Instructions for the task: Reproduce the following material exactly, including every line.
* Begin Data to use *
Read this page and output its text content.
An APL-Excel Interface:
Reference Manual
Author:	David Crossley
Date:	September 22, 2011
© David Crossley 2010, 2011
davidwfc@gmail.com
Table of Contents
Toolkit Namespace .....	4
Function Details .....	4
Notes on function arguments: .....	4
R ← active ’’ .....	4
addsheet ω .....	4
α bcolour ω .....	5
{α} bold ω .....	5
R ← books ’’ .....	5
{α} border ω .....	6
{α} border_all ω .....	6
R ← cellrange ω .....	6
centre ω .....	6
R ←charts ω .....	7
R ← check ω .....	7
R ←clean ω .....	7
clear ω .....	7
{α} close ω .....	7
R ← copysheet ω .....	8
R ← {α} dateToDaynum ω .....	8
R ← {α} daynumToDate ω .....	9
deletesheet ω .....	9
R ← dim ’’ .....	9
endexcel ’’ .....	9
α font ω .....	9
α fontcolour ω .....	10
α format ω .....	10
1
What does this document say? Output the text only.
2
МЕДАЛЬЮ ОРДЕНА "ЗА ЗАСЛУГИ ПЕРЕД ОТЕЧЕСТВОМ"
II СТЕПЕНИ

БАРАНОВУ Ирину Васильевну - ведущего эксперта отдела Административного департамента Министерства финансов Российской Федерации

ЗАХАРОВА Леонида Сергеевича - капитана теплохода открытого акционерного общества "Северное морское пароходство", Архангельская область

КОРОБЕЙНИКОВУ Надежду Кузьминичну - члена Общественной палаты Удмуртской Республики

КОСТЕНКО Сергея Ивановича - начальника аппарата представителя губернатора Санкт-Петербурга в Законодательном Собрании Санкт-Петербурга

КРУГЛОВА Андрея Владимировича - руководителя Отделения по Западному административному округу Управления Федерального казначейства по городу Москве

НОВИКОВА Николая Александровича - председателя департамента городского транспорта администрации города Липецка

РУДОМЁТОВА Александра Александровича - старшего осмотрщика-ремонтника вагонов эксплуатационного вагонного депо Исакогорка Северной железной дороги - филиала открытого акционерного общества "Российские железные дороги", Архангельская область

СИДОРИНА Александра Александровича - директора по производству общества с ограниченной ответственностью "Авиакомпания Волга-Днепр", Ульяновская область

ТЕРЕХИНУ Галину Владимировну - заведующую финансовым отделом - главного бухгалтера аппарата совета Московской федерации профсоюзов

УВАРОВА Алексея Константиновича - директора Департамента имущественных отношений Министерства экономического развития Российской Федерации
* End Data to use *
Completed task:
Read this page and output its text content.
An APL-Excel Interface:
Reference Manual
Author:	David Crossley
Date:	September 22, 2011
© David Crossley 2010, 2011
davidwfc@gmail.com
Table of Contents
Toolkit Namespace .....	4
Function Details .....	4
Notes on function arguments: .....	4
R ← active ’’ .....	4
addsheet ω .....	4
α bcolour ω .....	5
{α} bold ω .....	5
R ← books ’’ .....	5
{α} border ω .....	6
{α} border_all ω .....	6
R ← cellrange ω .....	6
centre ω .....	6
R ←charts ω .....	7
R ← check ω .....	7
R ←clean ω .....	7
clear ω .....	7
{α} close ω .....	7
R ← copysheet ω .....	8
R ← {α} dateToDaynum ω .....	8
R ← {α} daynumToDate ω .....	9
deletesheet ω .....	9
R ← dim ’’ .....	9
endexcel ’’ .....	9
α font ω .....	9
α fontcolour ω .....	10
α format ω .....	10
1
What does this document say? Output the text only.
2
МЕДАЛЬЮ ОРДЕНА "ЗА ЗАСЛУГИ ПЕРЕД ОТЕЧЕСТВОМ"
II СТЕПЕНИ

БАРАНОВУ Ирину Васильевну - ведущего эксперта отдела Административного департамента Министерства финансов Российской Федерации

ЗАХАРОВА Леонида Сергеевича - капитана теплохода открытого акционерного общества "Северное морское пароходство", Архангельская область

КОРОБЕЙНИКОВУ Надежду Кузьминичну - члена Общественной палаты Удмуртской Республики

КОСТЕНКО Сергея Ивановича - начальника аппарата представителя губернатора Санкт-Петербурга в Законодательном Собрании Санкт-Петербурга

КРУГЛОВА Андрея Владимировича - руководителя Отделения по Западному административному округу Управления Федерального казначейства по городу Москве

НОВИКОВА Николая Александровича - председателя департамента городского транспорта администрации города Липецка

РУДОМЁТОВА Александра Александровича - старшего осмотрщика-ремонтника вагонов эксплуатационного вагонного депо Исакогорка Северной железной дороги - филиала открытого акционерного общества "Российские железные дороги", Архангельская область

СИДОРИНА Александра Александровича - директора по производству общества с ограниченной ответственностью "Авиакомпания Волга-Днепр", Ульяновская область

ТЕРЕХИНУ Галину Владимировну - заведующую финансовым отделом - главного бухгалтера аппарата совета Московской федерации профсоюзов

УВАРОВА Алексея Константиновича - директора Департамента имущественных отношений Министерства экономического развития Российской Федерации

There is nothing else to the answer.